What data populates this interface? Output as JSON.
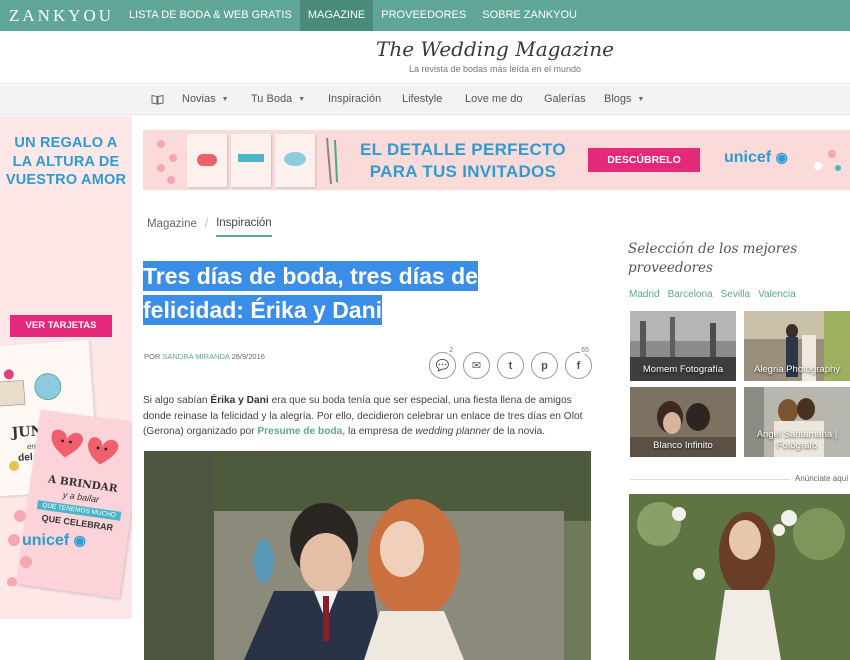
{
  "topbar": {
    "logo": "ZANKYOU",
    "nav": [
      {
        "label": "LISTA DE BODA & WEB GRATIS",
        "active": false
      },
      {
        "label": "MAGAZINE",
        "active": true
      },
      {
        "label": "PROVEEDORES",
        "active": false
      },
      {
        "label": "SOBRE ZANKYOU",
        "active": false
      }
    ]
  },
  "header": {
    "title": "The Wedding Magazine",
    "subtitle": "La revista de bodas más leída en el mundo"
  },
  "secnav": {
    "items": [
      "Novias",
      "Tu Boda",
      "Inspiración",
      "Lifestyle",
      "Love me do",
      "Galerías",
      "Blogs"
    ]
  },
  "left_ad": {
    "headline": [
      "UN REGALO A",
      "LA ALTURA DE",
      "VUESTRO AMOR"
    ],
    "cta": "VER TARJETAS",
    "card1_text": [
      "JUNTOS",
      "en el viaje",
      "del MUNDO"
    ],
    "card2_text": [
      "A BRINDAR",
      "y a bailar",
      "QUE TENEMOS MUCHO",
      "QUE CELEBRAR"
    ],
    "brand": "unicef"
  },
  "banner": {
    "line1": "EL DETALLE PERFECTO",
    "line2": "PARA TUS INVITADOS",
    "cta": "DESCÚBRELO",
    "brand": "unicef"
  },
  "breadcrumb": {
    "root": "Magazine",
    "current": "Inspiración"
  },
  "article": {
    "title": "Tres días de boda, tres días de felicidad: Érika y Dani",
    "by_prefix": "POR",
    "author": "SANDRA MIRANDA",
    "date": "26/9/2016",
    "share_counts": {
      "comments": "2",
      "facebook": "65"
    },
    "body": {
      "p1": "Si algo sabían ",
      "names": "Érika y Dani",
      "p2": " era que su boda tenía que ser especial, una fiesta llena de amigos donde reinase la felicidad y la alegría. Por ello, decidieron celebrar un enlace de tres días en Olot (Gerona) organizado por ",
      "link": "Presume de boda",
      "p3": ", la empresa de ",
      "em": "wedding planner",
      "p4": " de la novia."
    }
  },
  "sidebar": {
    "title": "Selección de los mejores proveedores",
    "cities": [
      "Madrid",
      "Barcelona",
      "Sevilla",
      "Valencia"
    ],
    "tiles": [
      {
        "label": "Momem Fotografía"
      },
      {
        "label": "Alegria Photography"
      },
      {
        "label": "Blanco Infinito"
      },
      {
        "label": "Angel Santamaria | Fotógrafo"
      }
    ],
    "ad_label": "Anúnciate aquí"
  },
  "colors": {
    "brand": "#60a697",
    "accent_pink": "#e6287a",
    "unicef_blue": "#2e9bd1",
    "highlight": "#3b8ee8"
  }
}
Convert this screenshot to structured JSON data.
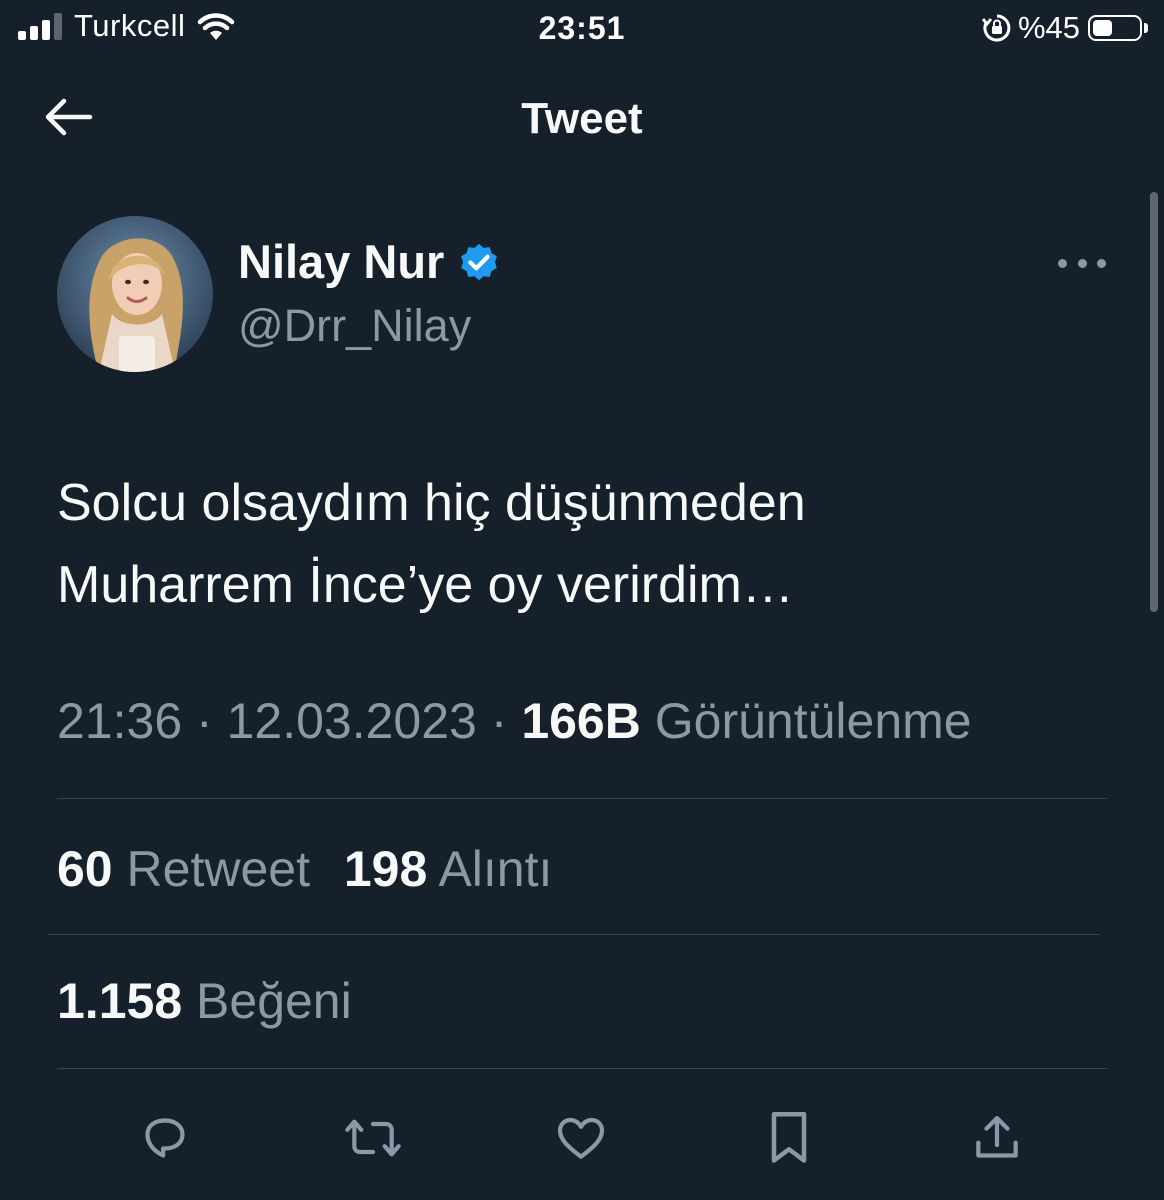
{
  "status_bar": {
    "carrier": "Turkcell",
    "time": "23:51",
    "battery": "%45",
    "battery_level": 0.45
  },
  "header": {
    "title": "Tweet"
  },
  "tweet": {
    "author": {
      "name": "Nilay Nur",
      "handle": "@Drr_Nilay",
      "verified": true
    },
    "text_lines": [
      "Solcu olsaydım hiç düşünmeden",
      "Muharrem İnce’ye oy verirdim…"
    ],
    "time": "21:36",
    "date": "12.03.2023",
    "separator": "·",
    "views_count": "166B",
    "views_label": "Görüntülenme",
    "retweets_count": "60",
    "retweets_label": "Retweet",
    "quotes_count": "198",
    "quotes_label": "Alıntı",
    "likes_count": "1.158",
    "likes_label": "Beğeni"
  },
  "colors": {
    "background": "#15202B",
    "text": "#F7F9F9",
    "secondary": "#8B98A5",
    "accent": "#1D9BF0",
    "divider": "#38444D"
  },
  "icons": [
    "back-arrow-icon",
    "verified-badge-icon",
    "more-icon",
    "reply-icon",
    "retweet-icon",
    "like-icon",
    "bookmark-icon",
    "share-icon"
  ]
}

::::::::

**PROBLEM STATEMENT:** Repeat the full listing above exactly, with no pictures in the copy.

**RESULT OF THIS EXERCISE:**
What data populates this interface? Output as JSON.
{
  "topbar": {
    "logo": "ZANKYOU",
    "nav": [
      {
        "label": "LISTA DE BODA & WEB GRATIS",
        "active": false
      },
      {
        "label": "MAGAZINE",
        "active": true
      },
      {
        "label": "PROVEEDORES",
        "active": false
      },
      {
        "label": "SOBRE ZANKYOU",
        "active": false
      }
    ]
  },
  "header": {
    "title": "The Wedding Magazine",
    "subtitle": "La revista de bodas más leída en el mundo"
  },
  "secnav": {
    "items": [
      "Novias",
      "Tu Boda",
      "Inspiración",
      "Lifestyle",
      "Love me do",
      "Galerías",
      "Blogs"
    ]
  },
  "left_ad": {
    "headline": [
      "UN REGALO A",
      "LA ALTURA DE",
      "VUESTRO AMOR"
    ],
    "cta": "VER TARJETAS",
    "card1_text": [
      "JUNTOS",
      "en el viaje",
      "del MUNDO"
    ],
    "card2_text": [
      "A BRINDAR",
      "y a bailar",
      "QUE TENEMOS MUCHO",
      "QUE CELEBRAR"
    ],
    "brand": "unicef"
  },
  "banner": {
    "line1": "EL DETALLE PERFECTO",
    "line2": "PARA TUS INVITADOS",
    "cta": "DESCÚBRELO",
    "brand": "unicef"
  },
  "breadcrumb": {
    "root": "Magazine",
    "current": "Inspiración"
  },
  "article": {
    "title": "Tres días de boda, tres días de felicidad: Érika y Dani",
    "by_prefix": "POR",
    "author": "SANDRA MIRANDA",
    "date": "26/9/2016",
    "share_counts": {
      "comments": "2",
      "facebook": "65"
    },
    "body": {
      "p1": "Si algo sabían ",
      "names": "Érika y Dani",
      "p2": " era que su boda tenía que ser especial, una fiesta llena de amigos donde reinase la felicidad y la alegría. Por ello, decidieron celebrar un enlace de tres días en Olot (Gerona) organizado por ",
      "link": "Presume de boda",
      "p3": ", la empresa de ",
      "em": "wedding planner",
      "p4": " de la novia."
    }
  },
  "sidebar": {
    "title": "Selección de los mejores proveedores",
    "cities": [
      "Madrid",
      "Barcelona",
      "Sevilla",
      "Valencia"
    ],
    "tiles": [
      {
        "label": "Momem Fotografía"
      },
      {
        "label": "Alegria Photography"
      },
      {
        "label": "Blanco Infinito"
      },
      {
        "label": "Angel Santamaria | Fotógrafo"
      }
    ],
    "ad_label": "Anúnciate aquí"
  },
  "colors": {
    "brand": "#60a697",
    "accent_pink": "#e6287a",
    "unicef_blue": "#2e9bd1",
    "highlight": "#3b8ee8"
  }
}
Convert this screenshot to structured JSON data.
{
  "status_bar": {
    "carrier": "Turkcell",
    "time": "23:51",
    "battery": "%45",
    "battery_level": 0.45
  },
  "header": {
    "title": "Tweet"
  },
  "tweet": {
    "author": {
      "name": "Nilay Nur",
      "handle": "@Drr_Nilay",
      "verified": true
    },
    "text_lines": [
      "Solcu olsaydım hiç düşünmeden",
      "Muharrem İnce’ye oy verirdim…"
    ],
    "time": "21:36",
    "date": "12.03.2023",
    "separator": "·",
    "views_count": "166B",
    "views_label": "Görüntülenme",
    "retweets_count": "60",
    "retweets_label": "Retweet",
    "quotes_count": "198",
    "quotes_label": "Alıntı",
    "likes_count": "1.158",
    "likes_label": "Beğeni"
  },
  "colors": {
    "background": "#15202B",
    "text": "#F7F9F9",
    "secondary": "#8B98A5",
    "accent": "#1D9BF0",
    "divider": "#38444D"
  },
  "icons": [
    "back-arrow-icon",
    "verified-badge-icon",
    "more-icon",
    "reply-icon",
    "retweet-icon",
    "like-icon",
    "bookmark-icon",
    "share-icon"
  ]
}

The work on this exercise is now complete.